§ **Stated task**: Write only the number of lines in the records beneath that hold "name".

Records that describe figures
** begin **

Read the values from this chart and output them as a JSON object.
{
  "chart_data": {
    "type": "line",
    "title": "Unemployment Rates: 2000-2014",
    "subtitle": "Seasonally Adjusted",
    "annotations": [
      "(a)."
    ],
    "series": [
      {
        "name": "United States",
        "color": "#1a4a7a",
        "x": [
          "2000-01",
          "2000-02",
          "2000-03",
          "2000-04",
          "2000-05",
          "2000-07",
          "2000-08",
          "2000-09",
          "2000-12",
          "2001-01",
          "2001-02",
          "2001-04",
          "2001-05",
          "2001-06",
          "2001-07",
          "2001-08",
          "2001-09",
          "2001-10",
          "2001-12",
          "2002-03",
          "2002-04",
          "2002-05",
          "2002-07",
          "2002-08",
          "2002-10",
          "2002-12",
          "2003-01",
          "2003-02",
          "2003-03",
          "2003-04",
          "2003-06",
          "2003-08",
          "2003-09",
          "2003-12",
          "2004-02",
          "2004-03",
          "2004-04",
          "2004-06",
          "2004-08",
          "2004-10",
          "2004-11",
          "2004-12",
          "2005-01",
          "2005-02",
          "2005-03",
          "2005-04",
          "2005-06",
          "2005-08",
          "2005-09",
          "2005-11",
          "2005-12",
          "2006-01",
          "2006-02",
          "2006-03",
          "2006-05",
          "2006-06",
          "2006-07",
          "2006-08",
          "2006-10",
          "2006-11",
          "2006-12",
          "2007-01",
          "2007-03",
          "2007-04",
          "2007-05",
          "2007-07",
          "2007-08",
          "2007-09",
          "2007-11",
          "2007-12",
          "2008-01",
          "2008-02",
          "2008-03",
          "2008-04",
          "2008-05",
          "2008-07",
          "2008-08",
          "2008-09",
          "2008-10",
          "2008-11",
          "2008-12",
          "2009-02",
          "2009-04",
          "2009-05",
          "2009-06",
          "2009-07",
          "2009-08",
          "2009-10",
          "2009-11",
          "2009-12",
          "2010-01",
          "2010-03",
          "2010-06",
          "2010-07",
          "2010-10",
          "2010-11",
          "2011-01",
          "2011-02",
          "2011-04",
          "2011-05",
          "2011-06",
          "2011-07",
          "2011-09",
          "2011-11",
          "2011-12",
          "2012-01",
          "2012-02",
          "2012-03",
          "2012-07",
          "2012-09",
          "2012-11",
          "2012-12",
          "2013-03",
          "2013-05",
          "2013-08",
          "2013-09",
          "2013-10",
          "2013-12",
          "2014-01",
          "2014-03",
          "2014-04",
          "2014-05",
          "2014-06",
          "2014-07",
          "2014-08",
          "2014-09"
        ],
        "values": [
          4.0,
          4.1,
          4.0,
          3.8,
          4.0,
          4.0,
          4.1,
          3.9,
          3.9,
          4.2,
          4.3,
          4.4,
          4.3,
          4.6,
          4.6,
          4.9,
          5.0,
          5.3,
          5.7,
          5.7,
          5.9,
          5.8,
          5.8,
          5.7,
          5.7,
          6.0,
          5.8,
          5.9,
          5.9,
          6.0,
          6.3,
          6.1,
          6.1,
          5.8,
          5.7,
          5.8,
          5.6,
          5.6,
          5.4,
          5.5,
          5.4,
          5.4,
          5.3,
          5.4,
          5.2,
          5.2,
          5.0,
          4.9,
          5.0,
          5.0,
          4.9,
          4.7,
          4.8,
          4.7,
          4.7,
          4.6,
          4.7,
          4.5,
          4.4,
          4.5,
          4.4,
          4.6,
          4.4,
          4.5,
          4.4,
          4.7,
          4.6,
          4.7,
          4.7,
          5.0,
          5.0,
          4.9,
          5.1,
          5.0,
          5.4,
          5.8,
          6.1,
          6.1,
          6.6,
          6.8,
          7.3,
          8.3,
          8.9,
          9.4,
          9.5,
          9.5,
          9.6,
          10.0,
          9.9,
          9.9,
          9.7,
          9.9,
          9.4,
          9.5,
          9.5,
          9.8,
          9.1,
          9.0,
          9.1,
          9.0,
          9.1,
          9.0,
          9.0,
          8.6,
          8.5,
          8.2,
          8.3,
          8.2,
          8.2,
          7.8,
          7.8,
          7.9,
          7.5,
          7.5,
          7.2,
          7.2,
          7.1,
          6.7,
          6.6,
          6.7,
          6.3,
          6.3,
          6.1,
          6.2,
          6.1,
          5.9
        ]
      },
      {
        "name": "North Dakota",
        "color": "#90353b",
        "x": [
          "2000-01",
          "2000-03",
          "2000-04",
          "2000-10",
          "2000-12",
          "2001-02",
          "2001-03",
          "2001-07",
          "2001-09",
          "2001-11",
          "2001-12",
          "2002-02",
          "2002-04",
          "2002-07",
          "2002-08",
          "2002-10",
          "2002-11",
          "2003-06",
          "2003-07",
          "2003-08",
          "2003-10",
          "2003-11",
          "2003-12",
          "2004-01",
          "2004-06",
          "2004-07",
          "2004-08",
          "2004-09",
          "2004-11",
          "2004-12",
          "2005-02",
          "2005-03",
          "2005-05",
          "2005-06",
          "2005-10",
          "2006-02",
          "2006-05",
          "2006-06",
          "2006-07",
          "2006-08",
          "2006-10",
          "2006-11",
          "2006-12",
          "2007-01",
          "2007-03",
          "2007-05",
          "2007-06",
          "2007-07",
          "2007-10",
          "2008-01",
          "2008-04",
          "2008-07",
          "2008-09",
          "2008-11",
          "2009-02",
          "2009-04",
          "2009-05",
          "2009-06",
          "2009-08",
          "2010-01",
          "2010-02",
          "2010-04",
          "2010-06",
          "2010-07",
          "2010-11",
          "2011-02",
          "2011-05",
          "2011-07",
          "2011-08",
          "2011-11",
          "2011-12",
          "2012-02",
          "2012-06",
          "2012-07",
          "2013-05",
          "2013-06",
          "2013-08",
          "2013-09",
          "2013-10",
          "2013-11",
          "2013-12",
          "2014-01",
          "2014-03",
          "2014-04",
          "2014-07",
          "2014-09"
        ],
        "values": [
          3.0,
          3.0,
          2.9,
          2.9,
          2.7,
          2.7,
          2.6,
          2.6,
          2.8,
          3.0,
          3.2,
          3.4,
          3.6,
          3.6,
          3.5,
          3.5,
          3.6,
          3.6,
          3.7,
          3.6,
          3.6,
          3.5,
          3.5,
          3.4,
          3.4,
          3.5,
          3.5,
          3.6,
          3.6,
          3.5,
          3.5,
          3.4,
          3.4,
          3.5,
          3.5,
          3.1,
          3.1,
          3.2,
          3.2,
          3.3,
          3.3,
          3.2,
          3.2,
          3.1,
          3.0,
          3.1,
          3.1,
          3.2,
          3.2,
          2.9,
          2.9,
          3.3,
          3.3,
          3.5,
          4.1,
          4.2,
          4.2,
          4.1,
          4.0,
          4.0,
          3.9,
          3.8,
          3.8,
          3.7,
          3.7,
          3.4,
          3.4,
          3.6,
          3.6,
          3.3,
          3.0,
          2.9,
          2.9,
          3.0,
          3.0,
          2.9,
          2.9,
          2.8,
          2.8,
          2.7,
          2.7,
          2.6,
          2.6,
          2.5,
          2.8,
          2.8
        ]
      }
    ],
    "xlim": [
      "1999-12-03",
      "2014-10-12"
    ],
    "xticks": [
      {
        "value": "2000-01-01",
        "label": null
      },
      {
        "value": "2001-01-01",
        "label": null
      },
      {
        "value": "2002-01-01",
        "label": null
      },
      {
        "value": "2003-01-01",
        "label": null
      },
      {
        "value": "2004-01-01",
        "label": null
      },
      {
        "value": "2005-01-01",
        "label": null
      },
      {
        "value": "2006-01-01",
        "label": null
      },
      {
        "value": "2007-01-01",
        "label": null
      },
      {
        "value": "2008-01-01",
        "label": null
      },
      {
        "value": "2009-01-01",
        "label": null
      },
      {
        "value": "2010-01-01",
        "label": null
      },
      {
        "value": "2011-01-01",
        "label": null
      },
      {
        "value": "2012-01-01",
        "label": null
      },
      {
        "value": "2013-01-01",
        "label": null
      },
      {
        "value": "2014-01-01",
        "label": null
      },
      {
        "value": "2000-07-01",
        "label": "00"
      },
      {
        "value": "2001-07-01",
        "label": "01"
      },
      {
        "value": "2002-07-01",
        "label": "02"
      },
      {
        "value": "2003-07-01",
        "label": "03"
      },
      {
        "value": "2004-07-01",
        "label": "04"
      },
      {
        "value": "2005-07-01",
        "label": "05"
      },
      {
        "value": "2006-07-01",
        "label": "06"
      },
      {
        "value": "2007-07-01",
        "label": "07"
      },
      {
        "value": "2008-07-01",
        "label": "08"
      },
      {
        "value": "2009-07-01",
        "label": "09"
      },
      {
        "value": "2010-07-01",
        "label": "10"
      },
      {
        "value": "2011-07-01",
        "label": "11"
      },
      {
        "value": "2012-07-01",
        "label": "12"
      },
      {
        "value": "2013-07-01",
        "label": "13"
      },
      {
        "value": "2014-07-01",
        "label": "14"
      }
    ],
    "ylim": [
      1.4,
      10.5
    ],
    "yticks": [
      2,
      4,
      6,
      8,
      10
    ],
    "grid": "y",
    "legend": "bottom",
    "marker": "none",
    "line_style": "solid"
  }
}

** end **

§ **Solution to the problem**: 2